● **REQUIRED WORK**
Below is a block of records; reproduce all of them exactly and leave out any pictures.

● **Stored records**
────────

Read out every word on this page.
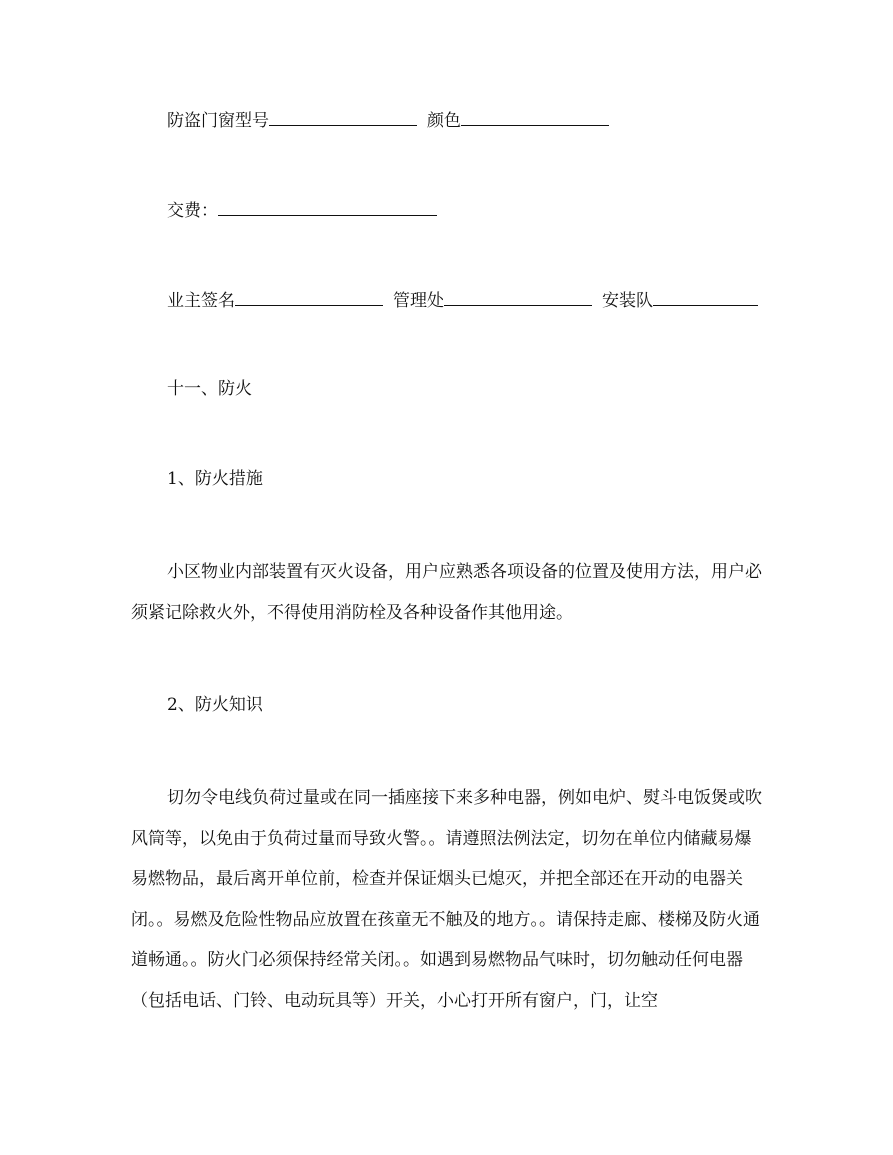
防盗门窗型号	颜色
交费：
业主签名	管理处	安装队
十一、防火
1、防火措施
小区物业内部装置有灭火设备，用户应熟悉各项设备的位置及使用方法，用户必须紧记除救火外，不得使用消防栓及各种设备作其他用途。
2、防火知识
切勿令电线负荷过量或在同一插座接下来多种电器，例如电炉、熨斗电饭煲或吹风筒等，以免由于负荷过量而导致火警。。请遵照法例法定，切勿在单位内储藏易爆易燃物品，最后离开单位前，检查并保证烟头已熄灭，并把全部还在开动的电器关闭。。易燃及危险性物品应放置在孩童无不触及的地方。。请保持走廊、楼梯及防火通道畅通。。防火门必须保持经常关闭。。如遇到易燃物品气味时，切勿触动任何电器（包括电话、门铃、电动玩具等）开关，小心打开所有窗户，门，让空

────────

● **ANSWER BELOW**
Read out every word on this page.
防盗门窗型号	颜色
交费：
业主签名	管理处	安装队
十一、防火
1、防火措施
小区物业内部装置有灭火设备，用户应熟悉各项设备的位置及使用方法，用户必须紧记除救火外，不得使用消防栓及各种设备作其他用途。
2、防火知识
切勿令电线负荷过量或在同一插座接下来多种电器，例如电炉、熨斗电饭煲或吹风筒等，以免由于负荷过量而导致火警。。请遵照法例法定，切勿在单位内储藏易爆易燃物品，最后离开单位前，检查并保证烟头已熄灭，并把全部还在开动的电器关闭。。易燃及危险性物品应放置在孩童无不触及的地方。。请保持走廊、楼梯及防火通道畅通。。防火门必须保持经常关闭。。如遇到易燃物品气味时，切勿触动任何电器（包括电话、门铃、电动玩具等）开关，小心打开所有窗户，门，让空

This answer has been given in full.